=== Exercise inputs ===

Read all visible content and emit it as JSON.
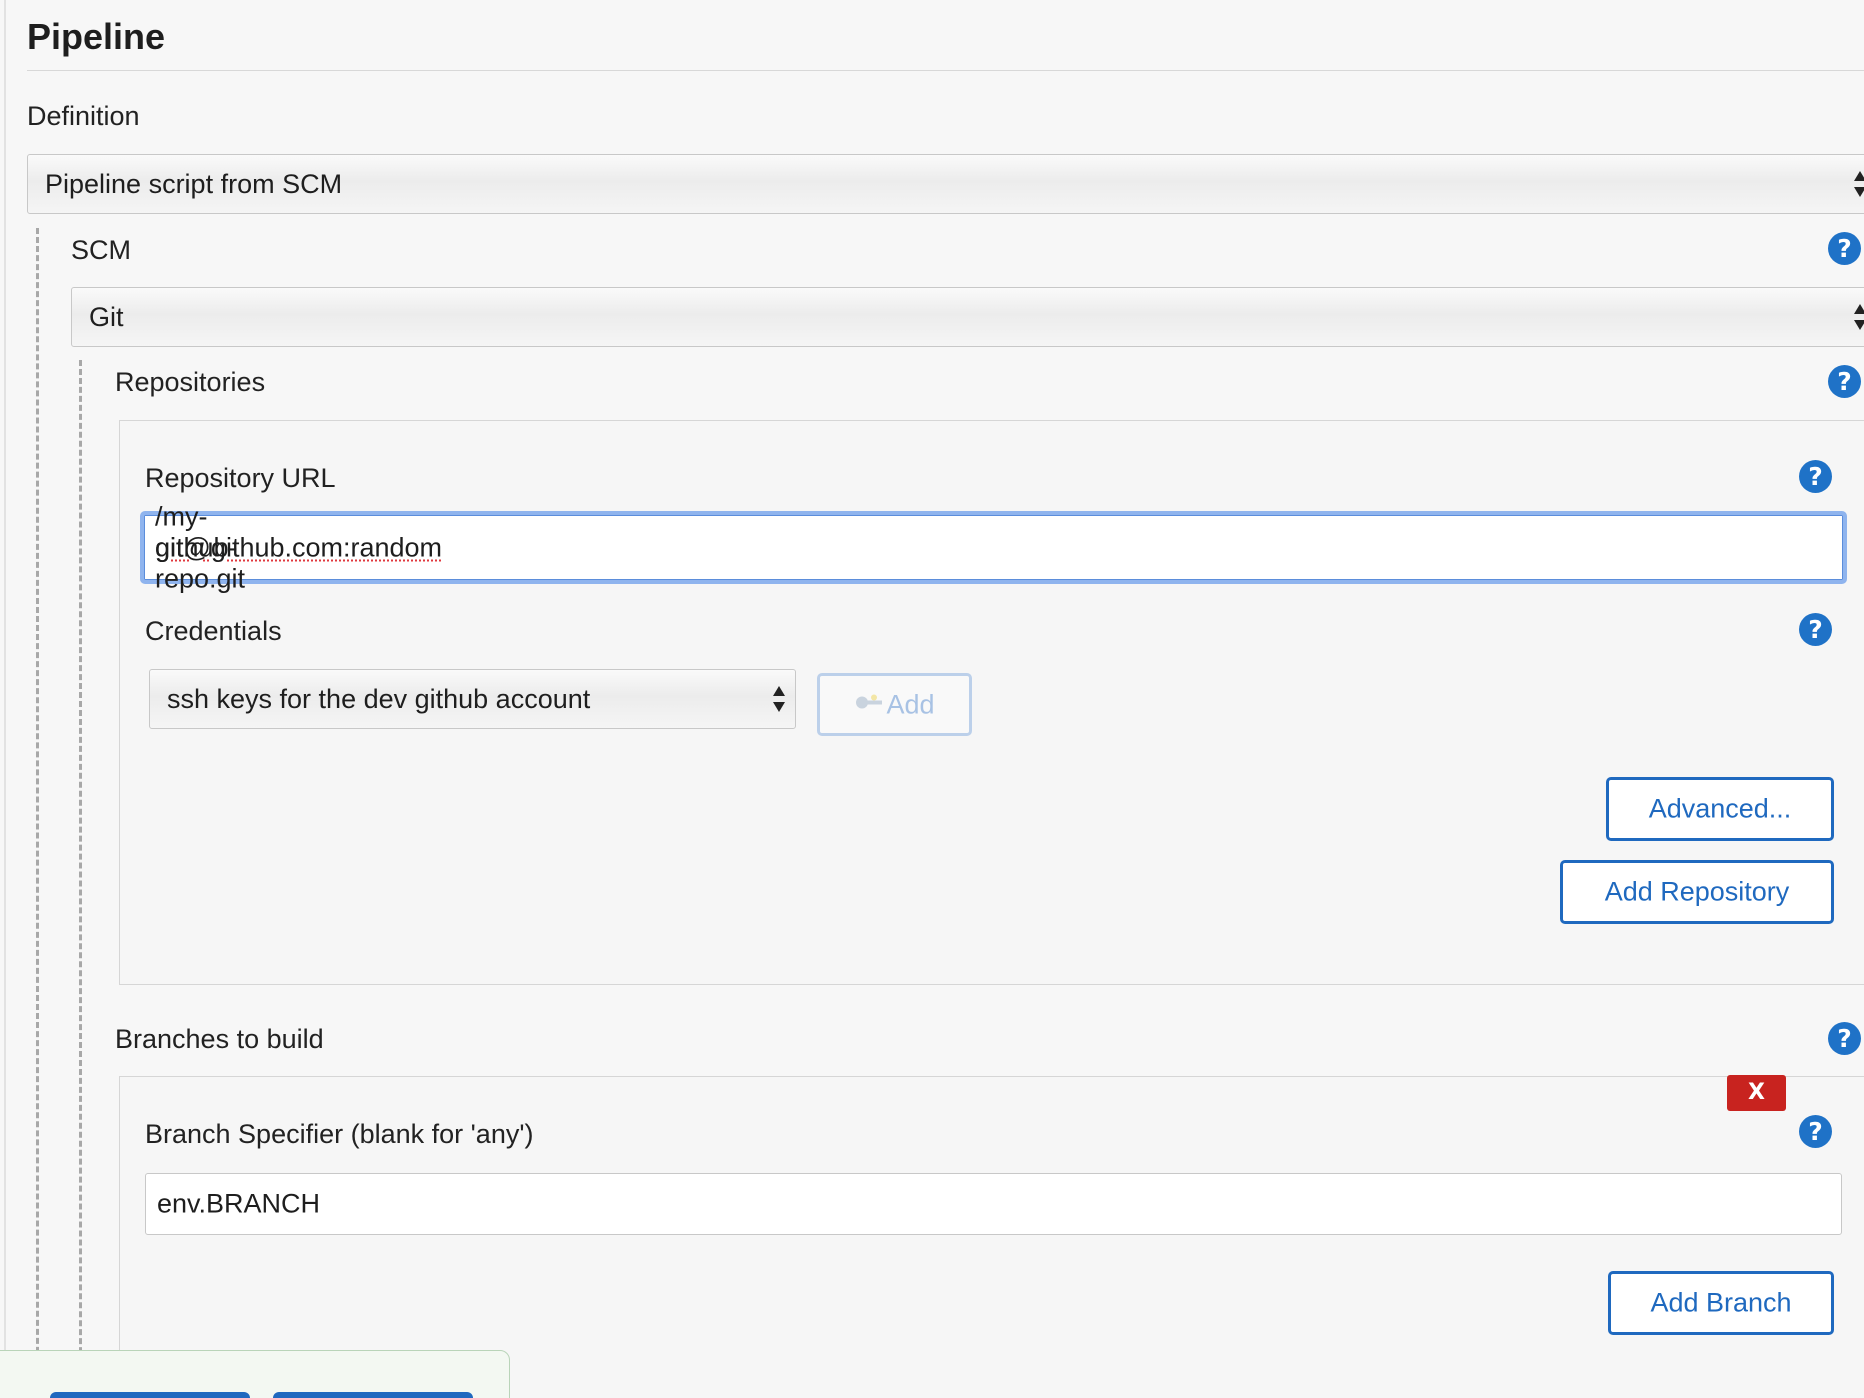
{
  "page": {
    "title": "Pipeline"
  },
  "definition": {
    "label": "Definition",
    "selected": "Pipeline script from SCM"
  },
  "scm": {
    "label": "SCM",
    "selected": "Git"
  },
  "repositories": {
    "label": "Repositories",
    "url_label": "Repository URL",
    "url_value_underlined": "git@github.com:random",
    "url_value_rest": "/my-github-repo.git",
    "credentials_label": "Credentials",
    "credentials_selected": "ssh keys for the dev github account",
    "add_credentials_label": "Add",
    "advanced_label": "Advanced...",
    "add_repository_label": "Add Repository"
  },
  "branches": {
    "label": "Branches to build",
    "delete_label": "X",
    "specifier_label": "Branch Specifier (blank for 'any')",
    "specifier_value": "env.BRANCH",
    "add_branch_label": "Add Branch"
  },
  "help": {
    "glyph": "?"
  },
  "colors": {
    "accent": "#1f69bf",
    "help": "#1f72c7",
    "delete": "#c8231f",
    "focus_ring": "#8fb4ee"
  },
  "icons": {
    "help": "help-icon",
    "select_arrows": "select-arrows-icon",
    "key": "key-icon"
  }
}
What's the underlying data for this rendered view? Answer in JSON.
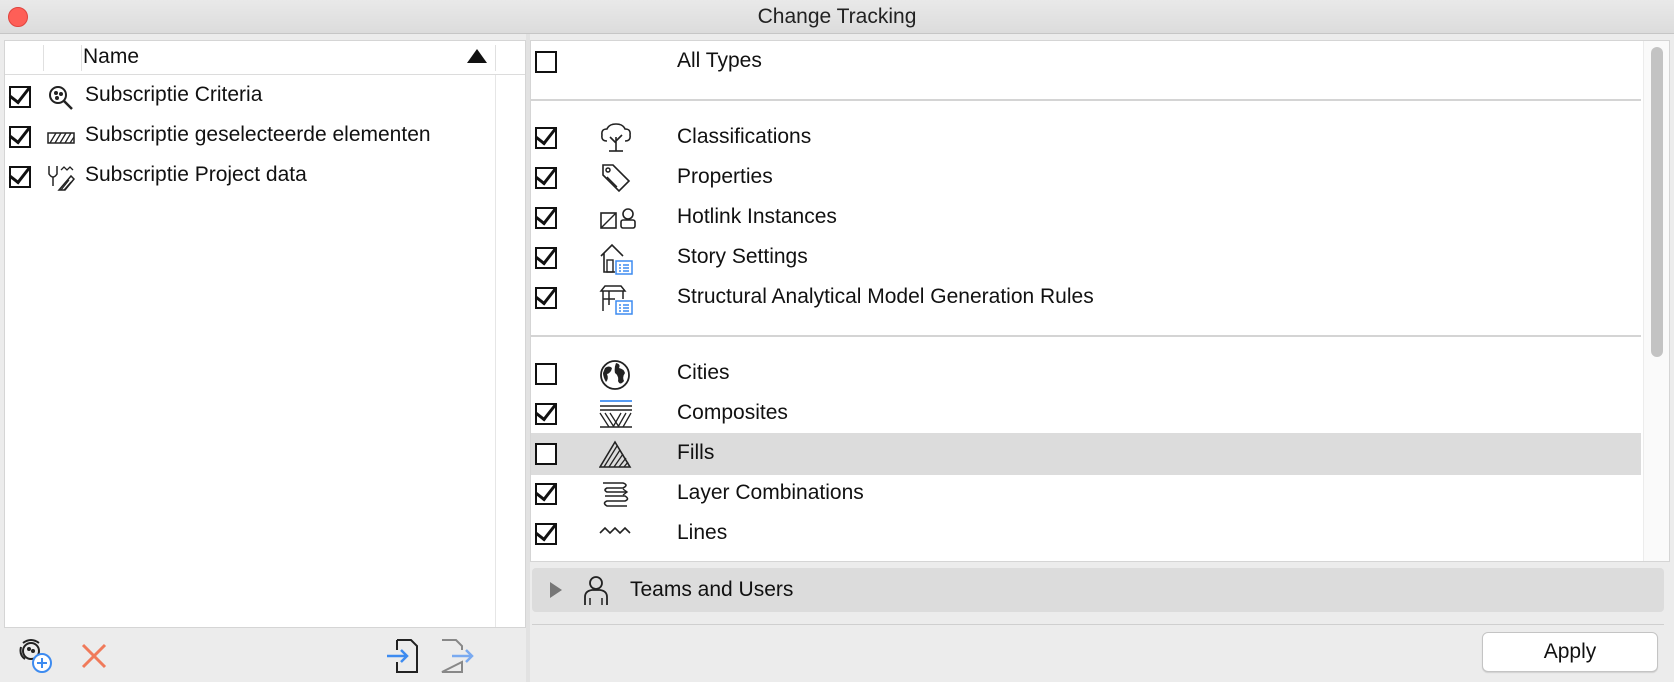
{
  "window": {
    "title": "Change Tracking"
  },
  "left": {
    "column_name": "Name",
    "rows": [
      {
        "label": "Subscriptie Criteria",
        "checked": true,
        "icon": "criteria-search-icon"
      },
      {
        "label": "Subscriptie geselecteerde elementen",
        "checked": true,
        "icon": "hatched-element-icon"
      },
      {
        "label": "Subscriptie Project data",
        "checked": true,
        "icon": "project-data-icon"
      }
    ],
    "toolbar": [
      "add-subscription-icon",
      "delete-icon",
      "import-icon",
      "export-icon"
    ]
  },
  "right": {
    "groups": [
      [
        {
          "label": "All Types",
          "checked": false,
          "icon": ""
        }
      ],
      [
        {
          "label": "Classifications",
          "checked": true,
          "icon": "tree-icon"
        },
        {
          "label": "Properties",
          "checked": true,
          "icon": "tag-icon"
        },
        {
          "label": "Hotlink Instances",
          "checked": true,
          "icon": "hotlink-icon"
        },
        {
          "label": "Story Settings",
          "checked": true,
          "icon": "story-settings-icon"
        },
        {
          "label": "Structural Analytical Model Generation Rules",
          "checked": true,
          "icon": "structural-model-icon"
        }
      ],
      [
        {
          "label": "Cities",
          "checked": false,
          "icon": "globe-icon"
        },
        {
          "label": "Composites",
          "checked": true,
          "icon": "composite-icon"
        },
        {
          "label": "Fills",
          "checked": false,
          "icon": "fill-icon",
          "selected": true
        },
        {
          "label": "Layer Combinations",
          "checked": true,
          "icon": "layers-icon"
        },
        {
          "label": "Lines",
          "checked": true,
          "icon": "line-icon"
        }
      ]
    ],
    "teams_section": "Teams and Users"
  },
  "apply_label": "Apply",
  "colors": {
    "close": "#fe5f57",
    "delete": "#f07a5a",
    "accent": "#3d8bf0",
    "selected_row": "#dcdcdc"
  }
}
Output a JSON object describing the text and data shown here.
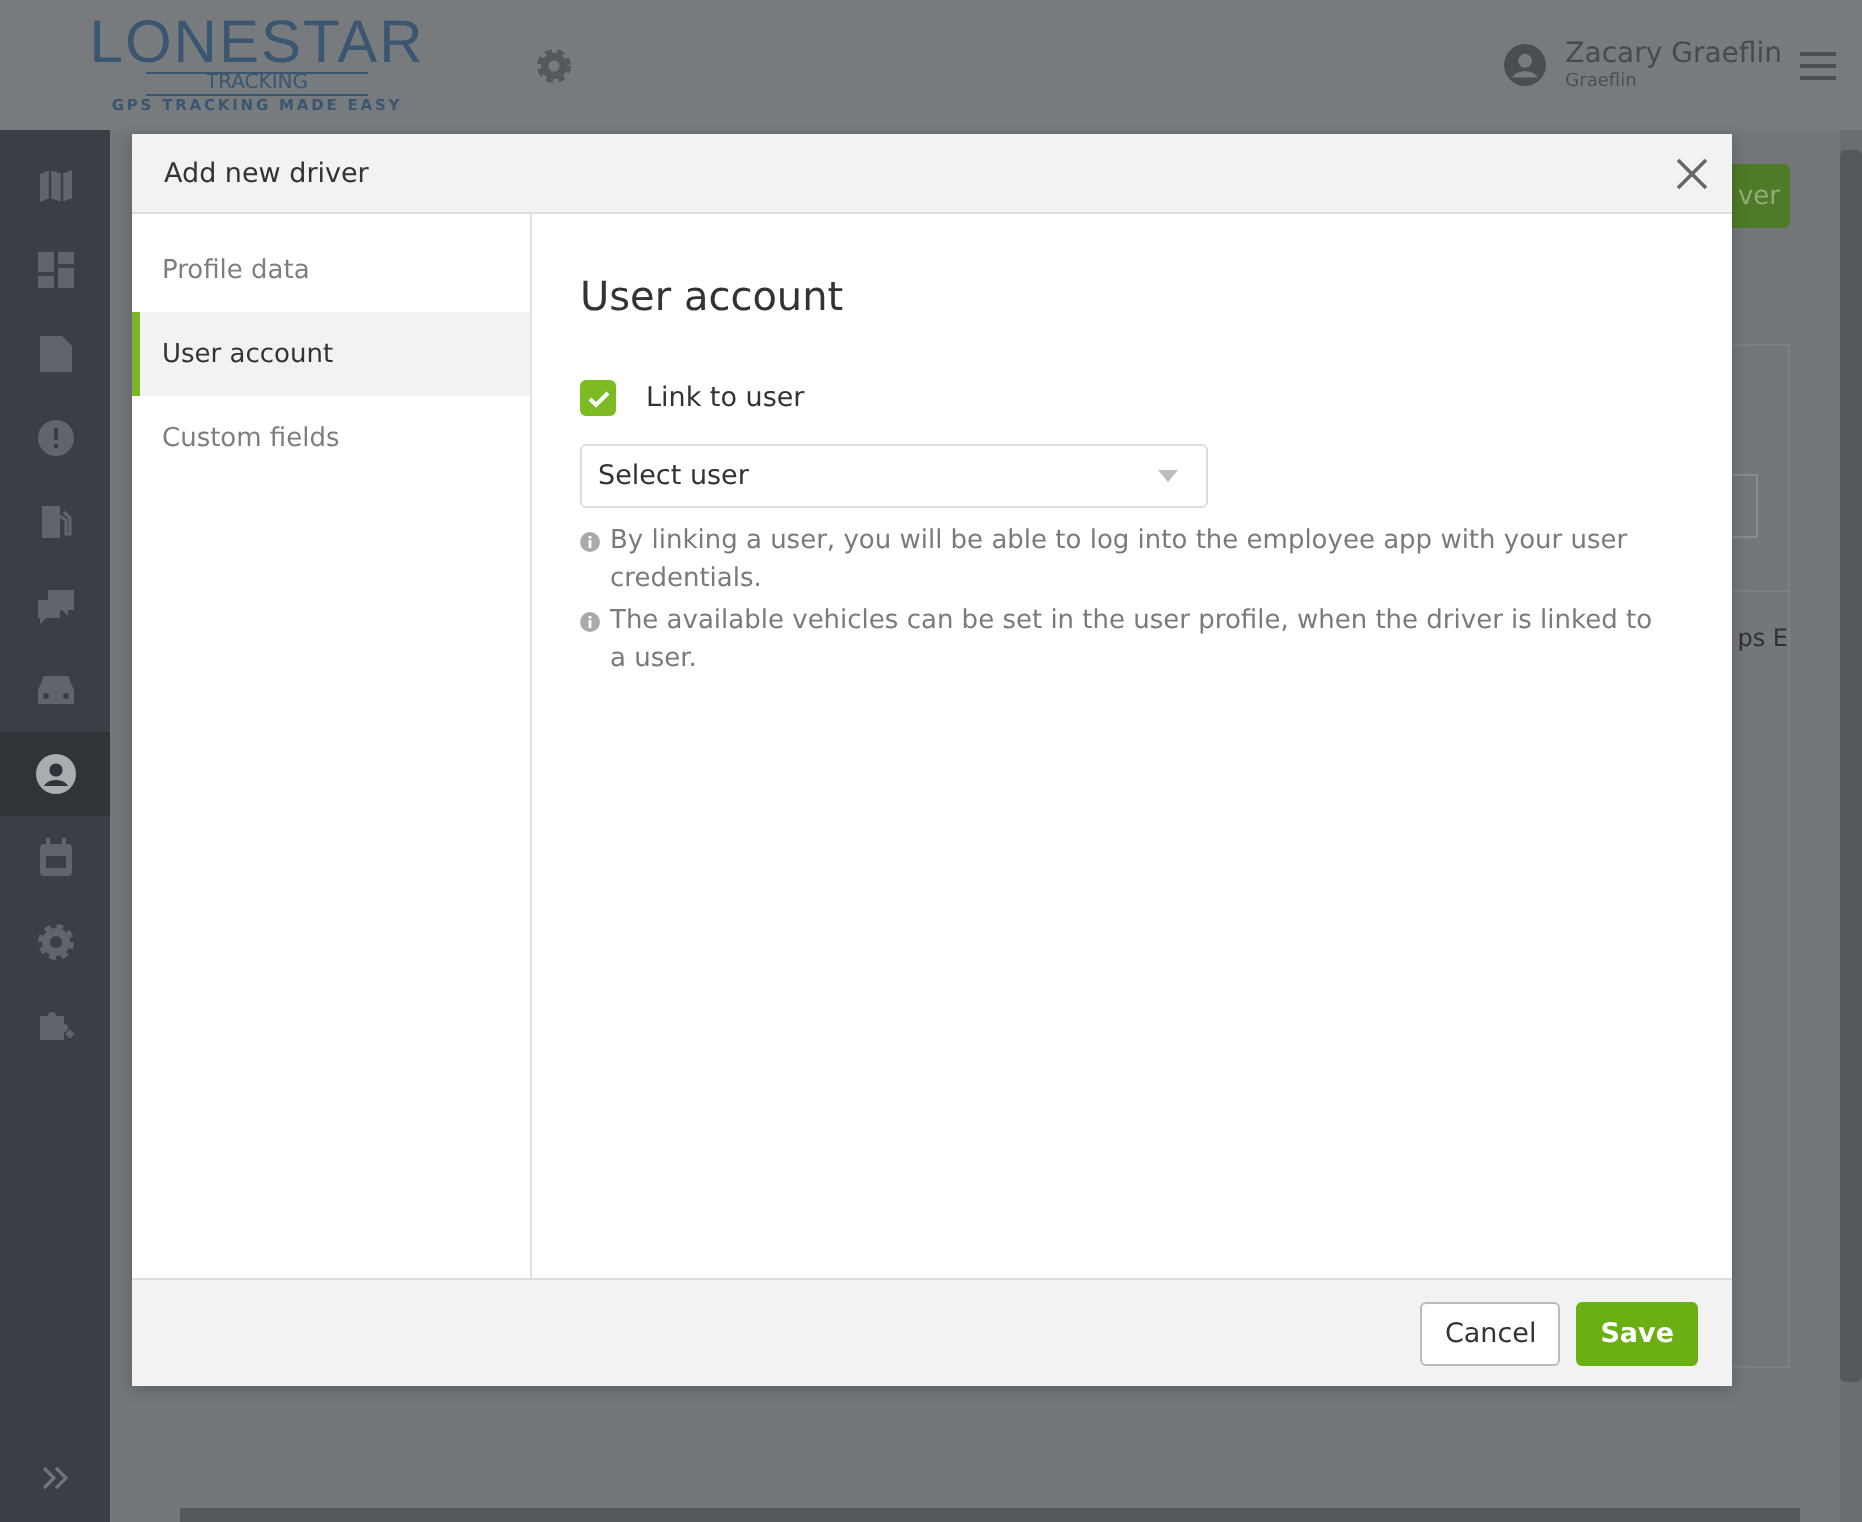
{
  "header": {
    "logo": {
      "name": "LONESTAR",
      "sub": "TRACKING",
      "tagline": "GPS TRACKING MADE EASY"
    },
    "user": {
      "name": "Zacary Graeflin",
      "account": "Graeflin"
    }
  },
  "sidebar": {
    "items": [
      {
        "selected": false
      },
      {
        "selected": false
      },
      {
        "selected": false
      },
      {
        "selected": false
      },
      {
        "selected": false
      },
      {
        "selected": false
      },
      {
        "selected": false
      },
      {
        "selected": true
      },
      {
        "selected": false
      },
      {
        "selected": false
      },
      {
        "selected": false
      }
    ]
  },
  "background_page": {
    "button": "ver",
    "cell_text": "ps E"
  },
  "modal": {
    "title": "Add new driver",
    "nav": [
      {
        "label": "Profile data",
        "selected": false
      },
      {
        "label": "User account",
        "selected": true
      },
      {
        "label": "Custom fields",
        "selected": false
      }
    ],
    "section_title": "User account",
    "link_to_user": {
      "label": "Link to user",
      "checked": true
    },
    "user_select": {
      "placeholder": "Select user"
    },
    "notes": [
      "By linking a user, you will be able to log into the employee app with your user credentials.",
      "The available vehicles can be set in the user profile, when the driver is linked to a user."
    ],
    "buttons": [
      {
        "label": "Cancel",
        "kind": "secondary"
      },
      {
        "label": "Save",
        "kind": "primary"
      }
    ]
  }
}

===

Task prompt
Look through the entries above and list every line containing "Graeflin".

Final result
      "name": "Zacary Graeflin",
      "account": "Graeflin"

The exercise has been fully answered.